— START OF RECORDS FOR THE EXERCISE —

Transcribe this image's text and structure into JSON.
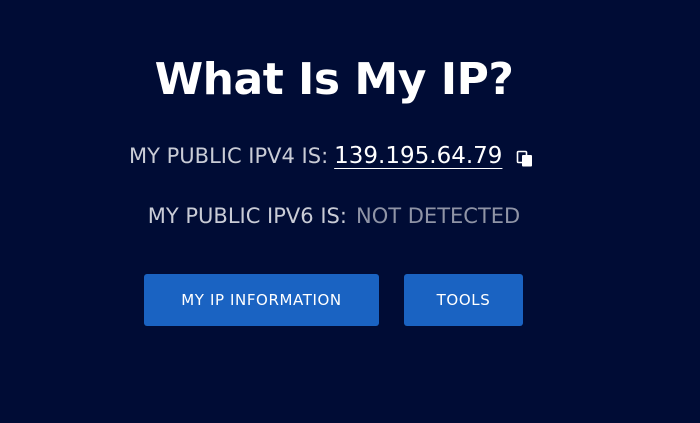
{
  "page": {
    "title": "What Is My IP?",
    "background_color": "#000c35"
  },
  "ipv4": {
    "label": "MY PUBLIC IPV4 IS:",
    "value": "139.195.64.79",
    "copy_icon": "copy-icon"
  },
  "ipv6": {
    "label": "MY PUBLIC IPV6 IS:",
    "value": "NOT DETECTED"
  },
  "buttons": {
    "info_label": "MY IP INFORMATION",
    "tools_label": "TOOLS",
    "color": "#1a63c2"
  }
}
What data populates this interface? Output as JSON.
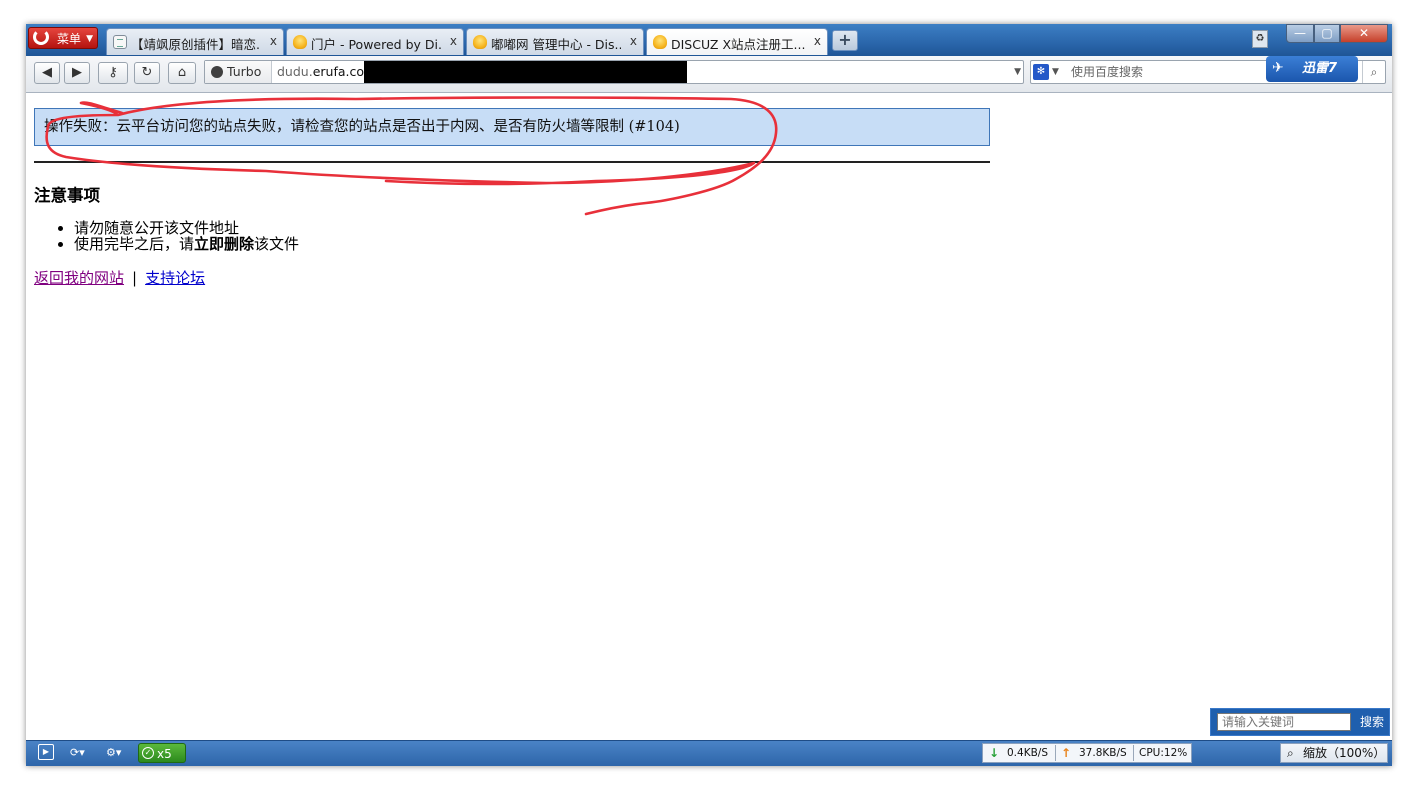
{
  "browser": {
    "menu_label": "菜单",
    "tabs": [
      {
        "title": "【靖飒原创插件】暗恋...",
        "close": "x",
        "icon": "page-icon"
      },
      {
        "title": "门户 - Powered by Di...",
        "close": "x",
        "icon": "discuz-icon"
      },
      {
        "title": "嘟嘟网 管理中心 - Dis...",
        "close": "x",
        "icon": "discuz-icon"
      },
      {
        "title": "DISCUZ X站点注册工...",
        "close": "x",
        "icon": "discuz-icon"
      }
    ],
    "new_tab": "+",
    "turbo_label": "Turbo",
    "url_prefix": "dudu.",
    "url_domain": "erufa.com",
    "search_placeholder": "使用百度搜索",
    "xunlei_label": "迅雷7",
    "window_controls": {
      "minimize": "—",
      "maximize": "▢",
      "close": "✕"
    }
  },
  "page": {
    "error_message": "操作失败：云平台访问您的站点失败，请检查您的站点是否出于内网、是否有防火墙等限制 (#104)",
    "notice_title": "注意事项",
    "notice_items": {
      "item1": "请勿随意公开该文件地址",
      "item2_pre": "使用完毕之后，请",
      "item2_bold": "立即删除",
      "item2_post": "该文件"
    },
    "links": {
      "back": "返回我的网站",
      "separator": "|",
      "support": "支持论坛"
    },
    "keyword_placeholder": "请输入关键词",
    "keyword_button": "搜索"
  },
  "statusbar": {
    "x5_label": "x5",
    "download_speed": "0.4KB/S",
    "upload_speed": "37.8KB/S",
    "cpu": "CPU:12%",
    "zoom": "缩放（100%）"
  },
  "colors": {
    "alert_bg": "#c7ddf6",
    "alert_border": "#3f76b8",
    "annotation_red": "#e8303a",
    "visited_link": "#800080",
    "link": "#0000cc"
  }
}
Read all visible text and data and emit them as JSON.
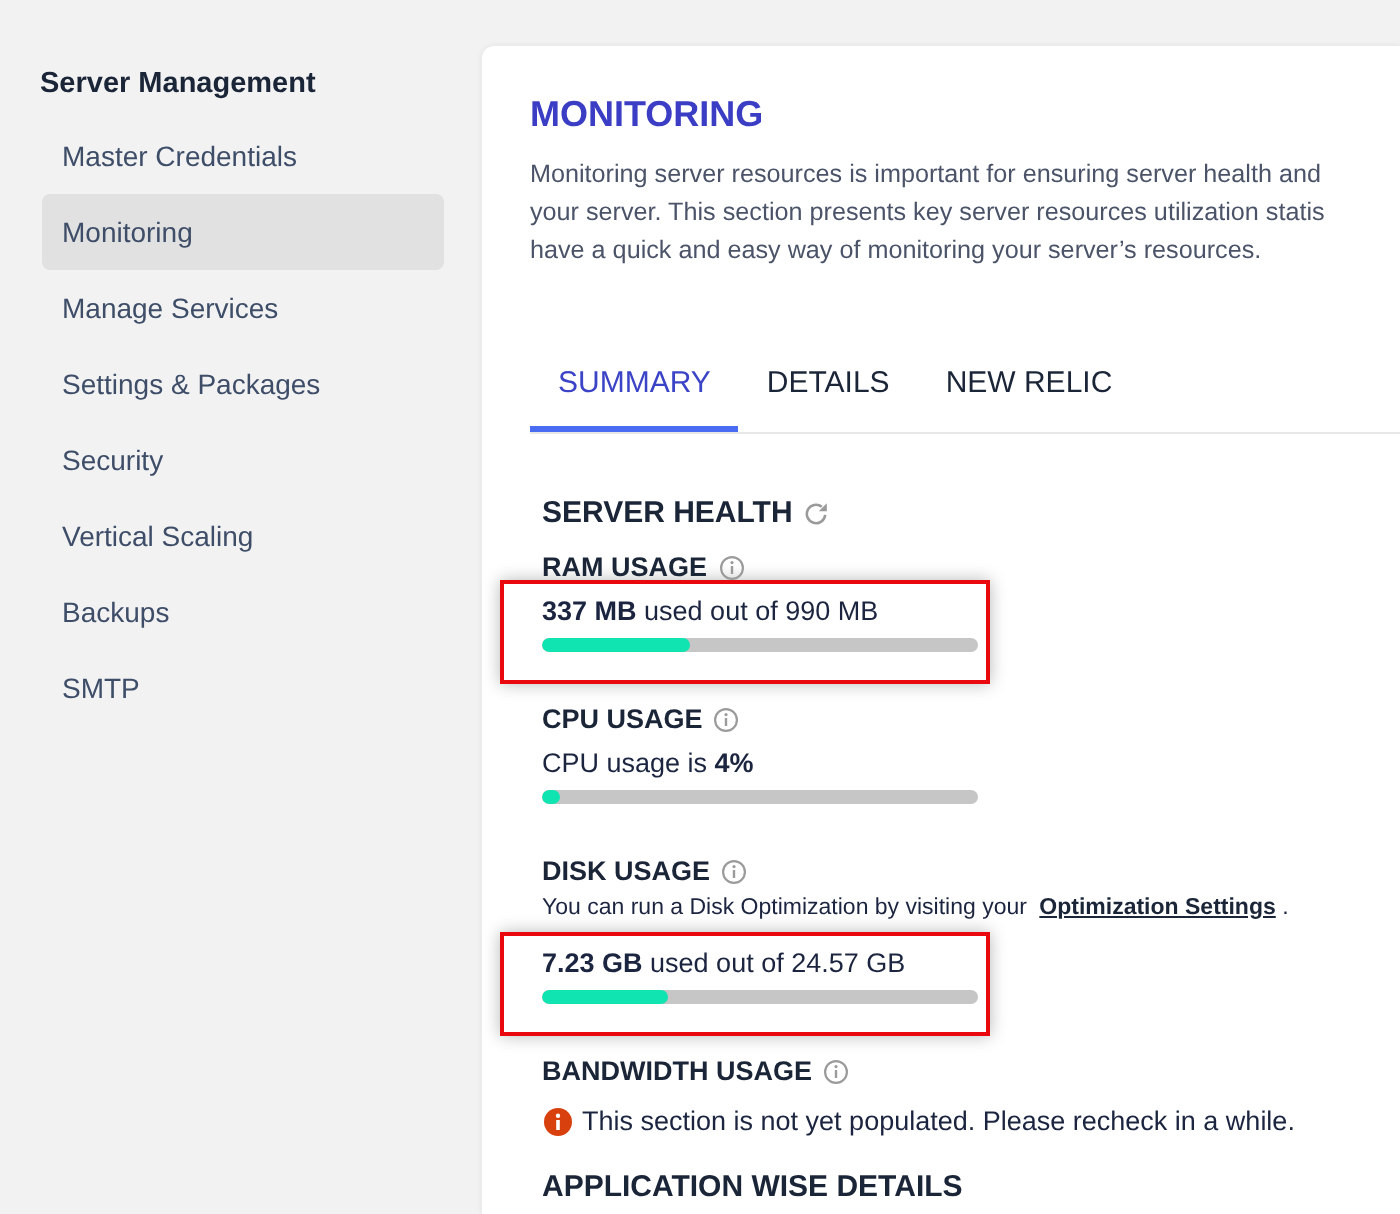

— END OF RECORDS FOR THE EXERCISE —

> [WHAT YOU NEED TO DO]:
Quote the material exactly. Pictures stay out.

> [FULL SOLUTION]:
Transcribe this image's text and structure into JSON.
{
  "page": {
    "title": "What Is My IP?",
    "background_color": "#000c35"
  },
  "ipv4": {
    "label": "MY PUBLIC IPV4 IS:",
    "value": "139.195.64.79",
    "copy_icon": "copy-icon"
  },
  "ipv6": {
    "label": "MY PUBLIC IPV6 IS:",
    "value": "NOT DETECTED"
  },
  "buttons": {
    "info_label": "MY IP INFORMATION",
    "tools_label": "TOOLS",
    "color": "#1a63c2"
  }
}
What data populates this interface? Output as JSON.
{
  "browser": {
    "menu_label": "菜单",
    "tabs": [
      {
        "title": "【靖飒原创插件】暗恋...",
        "close": "x",
        "icon": "page-icon"
      },
      {
        "title": "门户 - Powered by Di...",
        "close": "x",
        "icon": "discuz-icon"
      },
      {
        "title": "嘟嘟网 管理中心 - Dis...",
        "close": "x",
        "icon": "discuz-icon"
      },
      {
        "title": "DISCUZ X站点注册工...",
        "close": "x",
        "icon": "discuz-icon"
      }
    ],
    "new_tab": "+",
    "turbo_label": "Turbo",
    "url_prefix": "dudu.",
    "url_domain": "erufa.com",
    "search_placeholder": "使用百度搜索",
    "xunlei_label": "迅雷7",
    "window_controls": {
      "minimize": "—",
      "maximize": "▢",
      "close": "✕"
    }
  },
  "page": {
    "error_message": "操作失败：云平台访问您的站点失败，请检查您的站点是否出于内网、是否有防火墙等限制 (#104)",
    "notice_title": "注意事项",
    "notice_items": {
      "item1": "请勿随意公开该文件地址",
      "item2_pre": "使用完毕之后，请",
      "item2_bold": "立即删除",
      "item2_post": "该文件"
    },
    "links": {
      "back": "返回我的网站",
      "separator": "|",
      "support": "支持论坛"
    },
    "keyword_placeholder": "请输入关键词",
    "keyword_button": "搜索"
  },
  "statusbar": {
    "x5_label": "x5",
    "download_speed": "0.4KB/S",
    "upload_speed": "37.8KB/S",
    "cpu": "CPU:12%",
    "zoom": "缩放（100%）"
  },
  "colors": {
    "alert_bg": "#c7ddf6",
    "alert_border": "#3f76b8",
    "annotation_red": "#e8303a",
    "visited_link": "#800080",
    "link": "#0000cc"
  }
}
Read all visible text and data and emit them as JSON.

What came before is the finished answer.